--- Begin Excerpted data ---
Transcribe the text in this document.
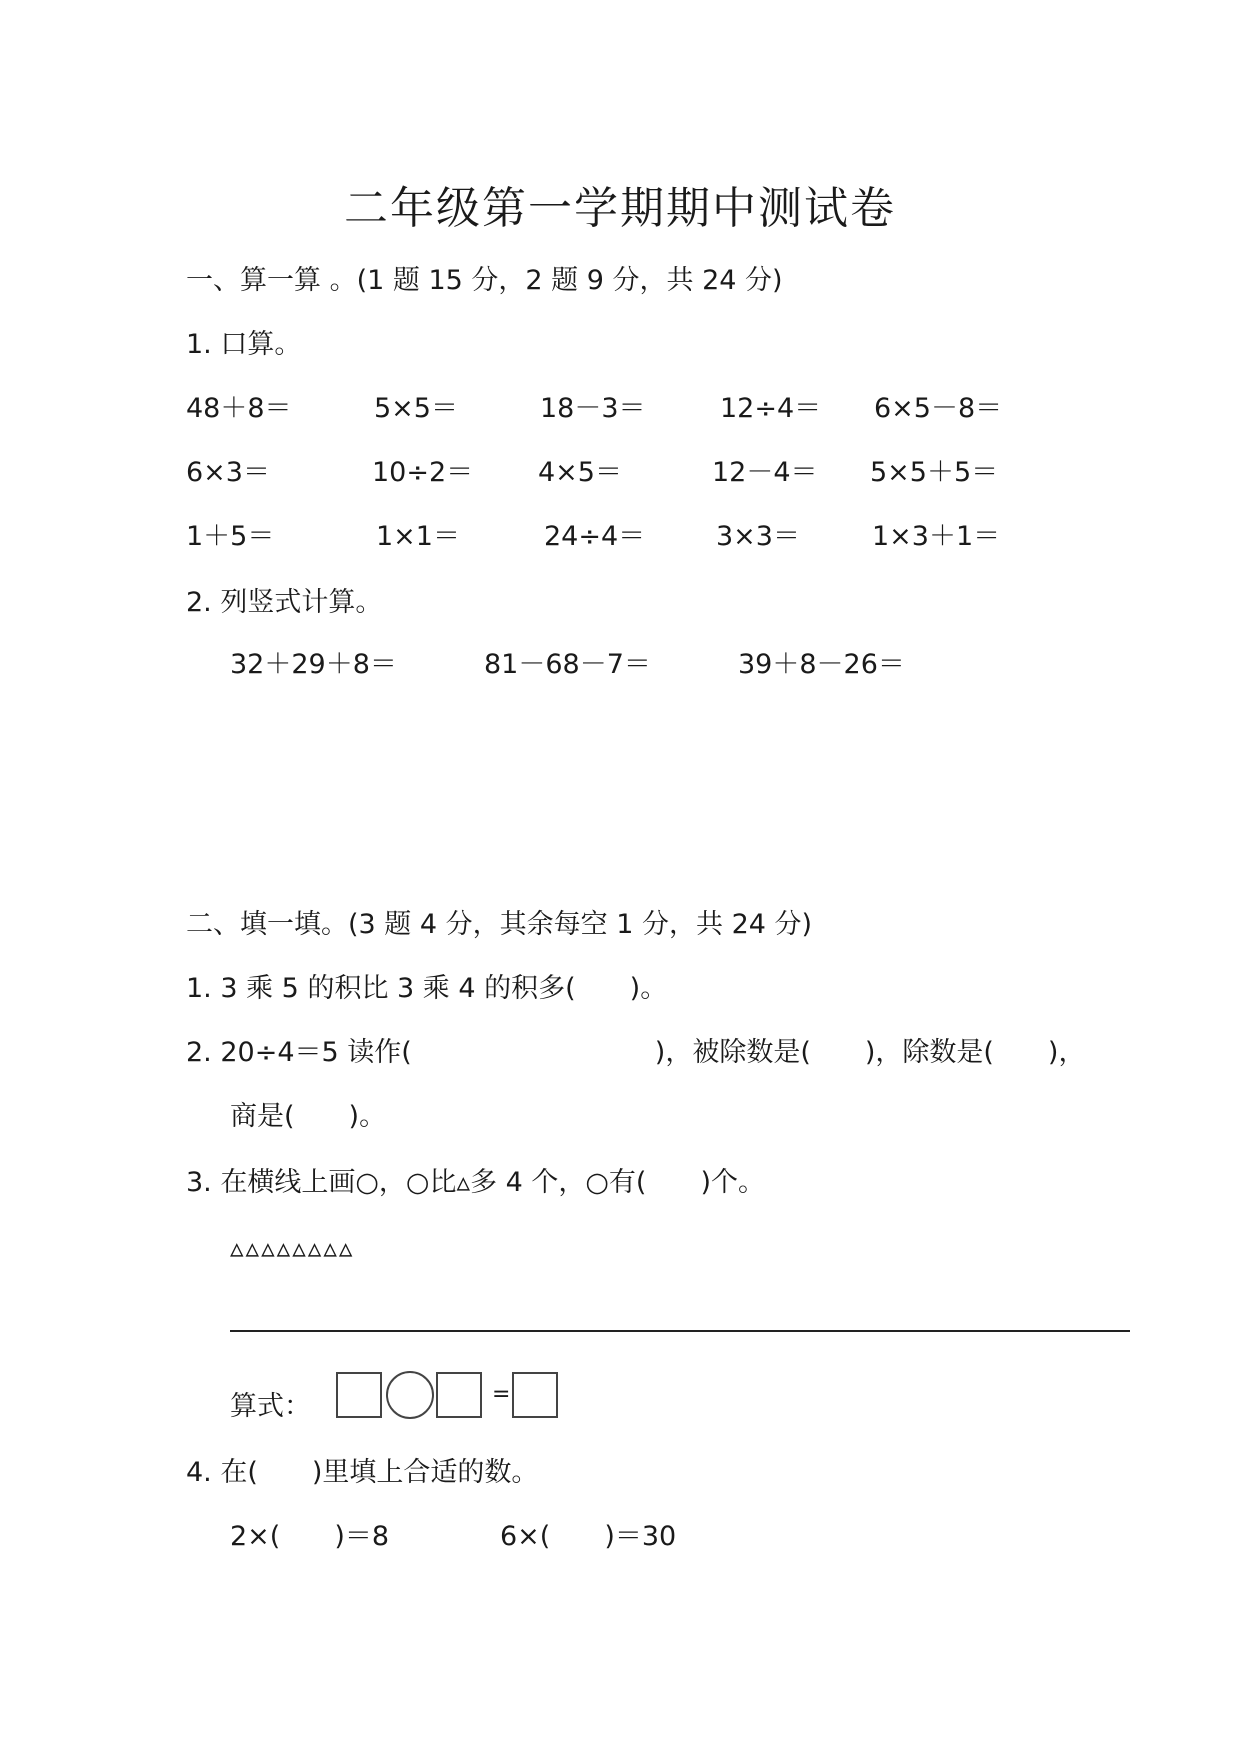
二年级第一学期期中测试卷
一、算一算 。(1 题 15 分，2 题 9 分，共 24 分)
1. 口算。
48＋8＝	5×5＝	18－3＝	12÷4＝ 6×5－8＝
6×3＝	10÷2＝ 4×5＝	12－4＝ 5×5＋5＝
1＋5＝	1×1＝	24÷4＝	3×3＝	1×3＋1＝
2. 列竖式计算。
32＋29＋8＝	81－68－7＝	39＋8－26＝
二、填一填。(3 题 4 分，其余每空 1 分，共 24 分)
1. 3 乘 5 的积比 3 乘 4 的积多(　　)。
2. 20÷4＝5 读作(　　　　　　　　　)，被除数是(　　)，除数是(　　)，
商是(　　)。
3. 在横线上画○，○比▵多 4 个，○有(　　)个。
▵▵▵▵▵▵▵▵
算式：	=
4. 在(　　)里填上合适的数。
2×(　　)＝8	6×(　　)＝30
--- End Excerpted data ---
Do this: Working from the lines above, reproduce the material exactly and exclude its pictures.

Exercise answer:
Transcribe the text in this document.
二年级第一学期期中测试卷
一、算一算 。(1 题 15 分，2 题 9 分，共 24 分)
1. 口算。
48＋8＝	5×5＝	18－3＝	12÷4＝ 6×5－8＝
6×3＝	10÷2＝ 4×5＝	12－4＝ 5×5＋5＝
1＋5＝	1×1＝	24÷4＝	3×3＝	1×3＋1＝
2. 列竖式计算。
32＋29＋8＝	81－68－7＝	39＋8－26＝
二、填一填。(3 题 4 分，其余每空 1 分，共 24 分)
1. 3 乘 5 的积比 3 乘 4 的积多(　　)。
2. 20÷4＝5 读作(　　　　　　　　　)，被除数是(　　)，除数是(　　)，
商是(　　)。
3. 在横线上画○，○比▵多 4 个，○有(　　)个。
▵▵▵▵▵▵▵▵
算式：	=
4. 在(　　)里填上合适的数。
2×(　　)＝8	6×(　　)＝30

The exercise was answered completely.